_WRITTEN EXERCISE_.
Reproduce the following rows verbatim, omitting the pictures.

_MATERIALS PROVIDED_.
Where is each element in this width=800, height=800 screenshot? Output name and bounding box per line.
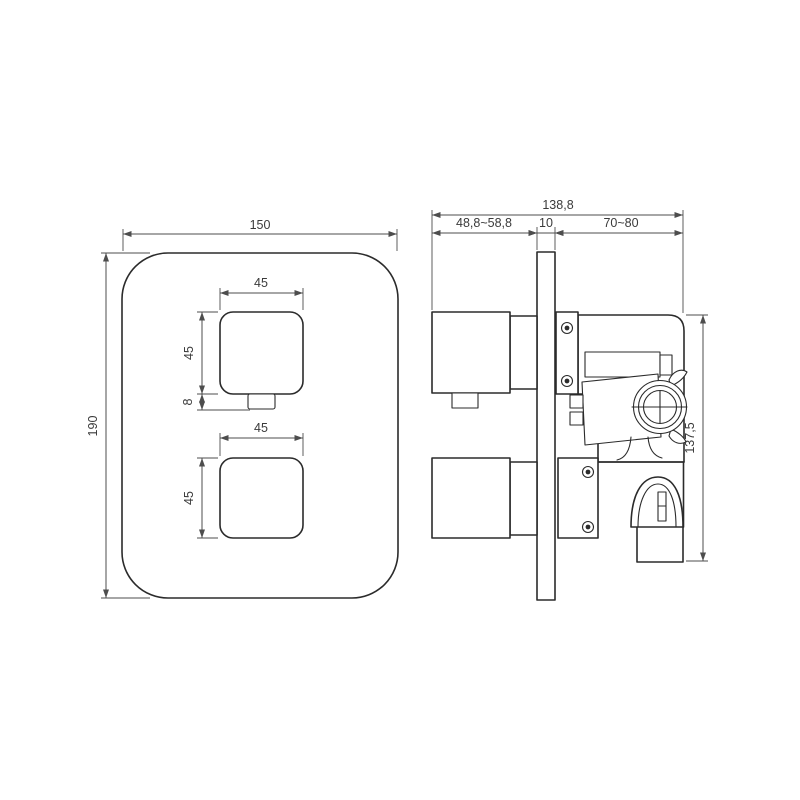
dim-label-nub-height: 8 <box>181 398 195 405</box>
side-top-handle-base <box>510 316 537 389</box>
dim-label-top-handle-width: 45 <box>254 276 268 290</box>
dim-label-top-handle-height: 45 <box>182 346 196 360</box>
technical-drawing-page: 150 190 45 45 8 45 45 <box>0 0 800 800</box>
dim-label-plate-width: 150 <box>250 218 271 232</box>
screw-icon <box>586 470 591 475</box>
side-wall-plate <box>537 252 555 600</box>
screw-icon <box>586 525 591 530</box>
dim-label-overall-depth: 138,8 <box>542 198 573 212</box>
side-bottom-handle <box>432 458 510 538</box>
side-clip-tab-2 <box>570 412 583 425</box>
dim-label-bottom-handle-height: 45 <box>182 491 196 505</box>
side-clip-tab-1 <box>570 395 583 408</box>
side-cartridge-step <box>660 355 672 375</box>
side-bottom-handle-base <box>510 462 537 535</box>
front-top-handle <box>220 312 303 394</box>
side-bottom-outlet <box>637 526 683 562</box>
dim-label-wall-thickness: 10 <box>539 216 553 230</box>
dim-label-protruding-depth: 70~80 <box>603 216 638 230</box>
front-bottom-handle <box>220 458 303 538</box>
dim-label-body-height: 137,5 <box>683 422 697 453</box>
side-top-handle-nub <box>452 393 478 408</box>
shower-valve-dimension-diagram: 150 190 45 45 8 45 45 <box>0 0 800 800</box>
side-top-handle <box>432 312 510 393</box>
dim-label-bottom-handle-width: 45 <box>254 421 268 435</box>
screw-icon <box>565 379 570 384</box>
front-top-handle-nub <box>248 394 275 409</box>
side-cartridge-top <box>585 352 660 377</box>
screw-icon <box>565 326 570 331</box>
dim-label-plate-height: 190 <box>86 416 100 437</box>
side-view <box>432 252 687 600</box>
dim-label-recessed-depth: 48,8~58,8 <box>456 216 512 230</box>
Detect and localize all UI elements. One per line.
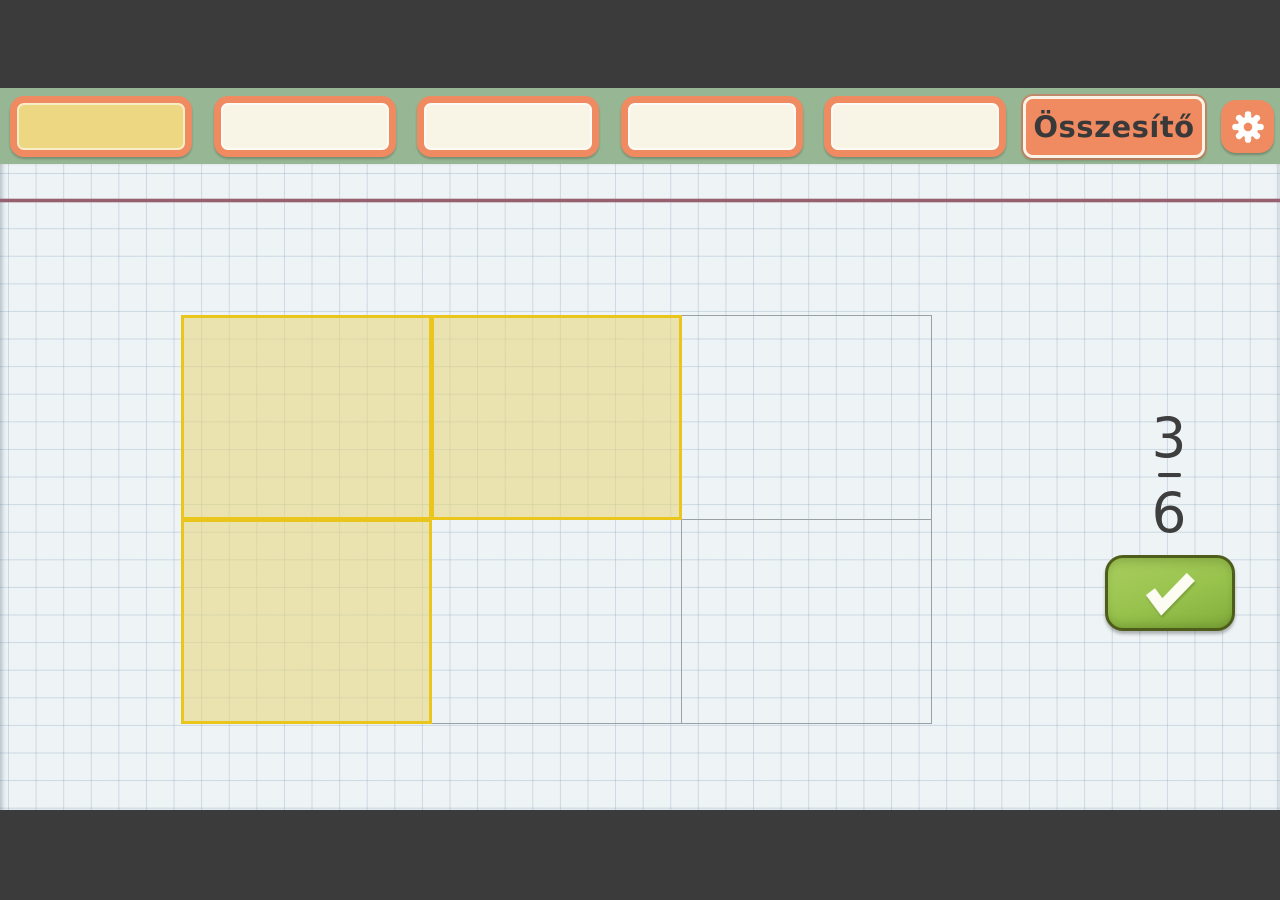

_THE OUTPUT_.
Where is each element in this width=800, height=800 screenshot? Output name and bounding box per line.
dim-label-nub-height: 8 <box>181 398 195 405</box>
side-top-handle-base <box>510 316 537 389</box>
dim-label-top-handle-width: 45 <box>254 276 268 290</box>
dim-label-top-handle-height: 45 <box>182 346 196 360</box>
technical-drawing-page: 150 190 45 45 8 45 45 <box>0 0 800 800</box>
dim-label-plate-width: 150 <box>250 218 271 232</box>
screw-icon <box>586 470 591 475</box>
side-wall-plate <box>537 252 555 600</box>
screw-icon <box>586 525 591 530</box>
dim-label-overall-depth: 138,8 <box>542 198 573 212</box>
side-bottom-handle <box>432 458 510 538</box>
side-clip-tab-2 <box>570 412 583 425</box>
dim-label-bottom-handle-height: 45 <box>182 491 196 505</box>
side-clip-tab-1 <box>570 395 583 408</box>
side-cartridge-step <box>660 355 672 375</box>
side-bottom-handle-base <box>510 462 537 535</box>
front-top-handle <box>220 312 303 394</box>
side-bottom-outlet <box>637 526 683 562</box>
dim-label-wall-thickness: 10 <box>539 216 553 230</box>
dim-label-protruding-depth: 70~80 <box>603 216 638 230</box>
front-bottom-handle <box>220 458 303 538</box>
dim-label-body-height: 137,5 <box>683 422 697 453</box>
side-top-handle-nub <box>452 393 478 408</box>
shower-valve-dimension-diagram: 150 190 45 45 8 45 45 <box>0 0 800 800</box>
side-top-handle <box>432 312 510 393</box>
dim-label-bottom-handle-width: 45 <box>254 421 268 435</box>
screw-icon <box>565 379 570 384</box>
front-top-handle-nub <box>248 394 275 409</box>
side-cartridge-top <box>585 352 660 377</box>
screw-icon <box>565 326 570 331</box>
dim-label-plate-height: 190 <box>86 416 100 437</box>
side-view <box>432 252 687 600</box>
dim-label-recessed-depth: 48,8~58,8 <box>456 216 512 230</box>
Detect and localize all UI elements. One per line.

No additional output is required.